I thought it might be fun to explore a few craft issues here at What Women Write.
If you’re new to writing, you might not be familiar with the term “craft.” When we study writing, we focus on different pieces of the whole – the emotional and inspirational part, the publicity and marketing part, and the nuts and bolts part, just to name a few.
Craft is the nuts and bolts part of writing. It’s the “how to.” It’s the “What the FRACK am I doing with this here piece of writing?” part.
After a while, some of these things may begin to feel like second nature, but when you’re starting out, all those trees can look like one big forest, so to speak.
Some writing terms are fairly easy. We learned about them as early as grade school.
Setting. Characters. Prologue.The ever-exciting denouement.
But I remember the first few times I heard unfamiliar writing terms after venturing into writing as a “serious vocation.” The words alone weren’t unfamiliar, but in the context of writing fiction, they suddenly seemed quite complicated, and sometimes even elusive.
Voice. Arc. Flat. Episodic. Flashback.
One particular item I thought I had down pat.
Point of view.
It turns out there is more to point of view than I ever imagined. And that brings us to today’s topic and what I hope is a simple primer in point of view. At least from my point of view, or as you might call it, too, narrator.

Lines held in a dataset:
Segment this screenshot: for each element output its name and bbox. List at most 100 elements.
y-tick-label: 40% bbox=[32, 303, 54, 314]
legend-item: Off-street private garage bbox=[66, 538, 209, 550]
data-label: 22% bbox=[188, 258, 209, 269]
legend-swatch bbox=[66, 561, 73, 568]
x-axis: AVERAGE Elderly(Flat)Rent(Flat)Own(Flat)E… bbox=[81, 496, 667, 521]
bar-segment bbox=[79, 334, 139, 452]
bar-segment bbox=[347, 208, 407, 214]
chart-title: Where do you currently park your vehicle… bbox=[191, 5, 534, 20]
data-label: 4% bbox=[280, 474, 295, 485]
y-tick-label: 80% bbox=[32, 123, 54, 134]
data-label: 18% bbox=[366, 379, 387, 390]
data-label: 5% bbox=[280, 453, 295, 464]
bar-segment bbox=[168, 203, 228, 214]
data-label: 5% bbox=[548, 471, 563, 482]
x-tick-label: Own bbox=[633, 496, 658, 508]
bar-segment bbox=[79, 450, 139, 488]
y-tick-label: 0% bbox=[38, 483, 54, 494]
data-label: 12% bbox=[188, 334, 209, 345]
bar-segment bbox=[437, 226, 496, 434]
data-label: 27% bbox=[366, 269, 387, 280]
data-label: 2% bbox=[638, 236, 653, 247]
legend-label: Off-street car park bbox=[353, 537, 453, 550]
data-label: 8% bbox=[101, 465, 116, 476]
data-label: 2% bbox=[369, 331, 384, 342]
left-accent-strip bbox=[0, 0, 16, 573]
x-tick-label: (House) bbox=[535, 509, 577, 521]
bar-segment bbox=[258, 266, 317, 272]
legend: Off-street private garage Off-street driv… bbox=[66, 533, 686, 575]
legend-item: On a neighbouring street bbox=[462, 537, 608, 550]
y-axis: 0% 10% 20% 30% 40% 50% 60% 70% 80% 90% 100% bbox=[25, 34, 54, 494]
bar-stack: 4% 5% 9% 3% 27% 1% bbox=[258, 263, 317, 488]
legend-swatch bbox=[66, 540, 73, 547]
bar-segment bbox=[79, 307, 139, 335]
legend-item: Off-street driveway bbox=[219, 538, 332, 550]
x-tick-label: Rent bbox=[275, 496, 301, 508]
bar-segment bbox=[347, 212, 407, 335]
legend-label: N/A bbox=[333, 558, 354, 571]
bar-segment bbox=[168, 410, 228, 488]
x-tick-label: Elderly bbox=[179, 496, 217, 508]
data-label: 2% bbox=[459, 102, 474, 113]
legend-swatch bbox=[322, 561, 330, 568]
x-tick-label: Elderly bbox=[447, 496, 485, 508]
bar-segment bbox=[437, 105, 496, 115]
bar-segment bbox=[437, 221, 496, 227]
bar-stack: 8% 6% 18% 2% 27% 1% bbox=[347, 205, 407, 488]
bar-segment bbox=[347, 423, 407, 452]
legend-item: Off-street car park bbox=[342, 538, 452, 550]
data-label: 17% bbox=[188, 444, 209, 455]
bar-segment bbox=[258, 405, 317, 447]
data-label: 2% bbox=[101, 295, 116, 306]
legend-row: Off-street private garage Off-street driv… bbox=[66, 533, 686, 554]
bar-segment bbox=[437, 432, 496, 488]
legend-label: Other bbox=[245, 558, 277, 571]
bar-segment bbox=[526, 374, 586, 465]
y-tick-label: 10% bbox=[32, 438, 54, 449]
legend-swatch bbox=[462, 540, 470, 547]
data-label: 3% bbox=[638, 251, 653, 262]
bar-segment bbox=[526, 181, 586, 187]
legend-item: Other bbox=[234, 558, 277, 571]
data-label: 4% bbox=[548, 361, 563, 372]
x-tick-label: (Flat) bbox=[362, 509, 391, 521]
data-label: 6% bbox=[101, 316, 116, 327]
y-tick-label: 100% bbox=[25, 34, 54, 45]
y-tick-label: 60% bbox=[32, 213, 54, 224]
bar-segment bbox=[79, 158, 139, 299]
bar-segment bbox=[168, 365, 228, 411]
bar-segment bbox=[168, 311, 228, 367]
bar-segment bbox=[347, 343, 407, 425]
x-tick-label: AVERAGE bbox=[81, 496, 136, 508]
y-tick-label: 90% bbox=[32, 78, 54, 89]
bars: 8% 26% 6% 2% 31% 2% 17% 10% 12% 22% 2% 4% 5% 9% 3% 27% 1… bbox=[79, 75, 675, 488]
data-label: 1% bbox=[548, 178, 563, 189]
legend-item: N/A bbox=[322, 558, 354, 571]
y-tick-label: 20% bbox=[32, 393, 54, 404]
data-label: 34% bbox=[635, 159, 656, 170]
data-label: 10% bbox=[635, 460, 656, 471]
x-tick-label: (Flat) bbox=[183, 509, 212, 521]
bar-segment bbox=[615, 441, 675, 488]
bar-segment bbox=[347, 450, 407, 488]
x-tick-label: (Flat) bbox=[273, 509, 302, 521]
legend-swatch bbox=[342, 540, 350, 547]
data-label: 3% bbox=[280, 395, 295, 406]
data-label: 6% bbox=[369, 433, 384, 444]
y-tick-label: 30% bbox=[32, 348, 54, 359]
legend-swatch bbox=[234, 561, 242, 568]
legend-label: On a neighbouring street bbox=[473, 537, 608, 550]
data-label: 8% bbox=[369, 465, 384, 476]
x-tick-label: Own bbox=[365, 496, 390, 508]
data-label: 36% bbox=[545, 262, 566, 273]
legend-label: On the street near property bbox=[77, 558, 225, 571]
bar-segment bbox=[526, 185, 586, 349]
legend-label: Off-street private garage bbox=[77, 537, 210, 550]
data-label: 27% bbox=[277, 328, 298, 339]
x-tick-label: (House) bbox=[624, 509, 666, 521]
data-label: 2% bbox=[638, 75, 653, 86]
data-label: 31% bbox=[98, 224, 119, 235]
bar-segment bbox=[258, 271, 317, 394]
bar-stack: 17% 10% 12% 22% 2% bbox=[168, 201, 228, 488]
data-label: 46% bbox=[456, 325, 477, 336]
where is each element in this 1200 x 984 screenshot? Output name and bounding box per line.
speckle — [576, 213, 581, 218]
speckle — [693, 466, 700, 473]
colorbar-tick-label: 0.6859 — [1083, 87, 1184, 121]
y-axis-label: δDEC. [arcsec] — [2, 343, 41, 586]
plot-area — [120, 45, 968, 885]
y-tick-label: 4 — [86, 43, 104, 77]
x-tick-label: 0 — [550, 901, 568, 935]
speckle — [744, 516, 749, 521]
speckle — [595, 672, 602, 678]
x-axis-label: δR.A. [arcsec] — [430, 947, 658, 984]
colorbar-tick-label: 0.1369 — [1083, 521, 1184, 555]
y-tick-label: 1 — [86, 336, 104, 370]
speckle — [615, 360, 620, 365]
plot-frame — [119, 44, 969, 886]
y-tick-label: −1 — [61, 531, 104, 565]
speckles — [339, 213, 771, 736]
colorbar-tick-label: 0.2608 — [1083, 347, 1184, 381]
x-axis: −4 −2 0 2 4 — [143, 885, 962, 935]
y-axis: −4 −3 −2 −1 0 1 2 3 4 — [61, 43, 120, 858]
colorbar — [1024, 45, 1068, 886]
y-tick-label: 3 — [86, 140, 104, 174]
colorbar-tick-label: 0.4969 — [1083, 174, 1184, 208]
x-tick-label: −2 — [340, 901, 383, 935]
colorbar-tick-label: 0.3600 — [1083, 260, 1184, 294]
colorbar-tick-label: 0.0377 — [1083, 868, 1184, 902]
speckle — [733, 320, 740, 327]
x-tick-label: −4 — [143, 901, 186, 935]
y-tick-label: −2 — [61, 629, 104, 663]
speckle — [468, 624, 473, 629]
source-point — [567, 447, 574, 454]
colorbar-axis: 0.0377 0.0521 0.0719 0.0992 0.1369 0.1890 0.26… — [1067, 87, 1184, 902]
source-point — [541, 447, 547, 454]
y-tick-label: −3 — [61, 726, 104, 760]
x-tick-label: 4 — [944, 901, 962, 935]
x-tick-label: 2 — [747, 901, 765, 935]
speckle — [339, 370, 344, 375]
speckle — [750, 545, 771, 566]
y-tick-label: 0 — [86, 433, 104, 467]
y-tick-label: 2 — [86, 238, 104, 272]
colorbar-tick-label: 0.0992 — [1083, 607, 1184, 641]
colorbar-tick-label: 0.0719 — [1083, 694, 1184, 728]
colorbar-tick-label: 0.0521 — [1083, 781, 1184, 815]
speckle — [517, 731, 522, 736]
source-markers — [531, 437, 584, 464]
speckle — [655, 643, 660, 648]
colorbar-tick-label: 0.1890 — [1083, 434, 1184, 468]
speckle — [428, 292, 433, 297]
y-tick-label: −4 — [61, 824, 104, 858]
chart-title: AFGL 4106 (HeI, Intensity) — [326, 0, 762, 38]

* _To do_: In the text on writing craft, which part of writing is craft said to be?

* _Task solution_: The nuts and bolts part.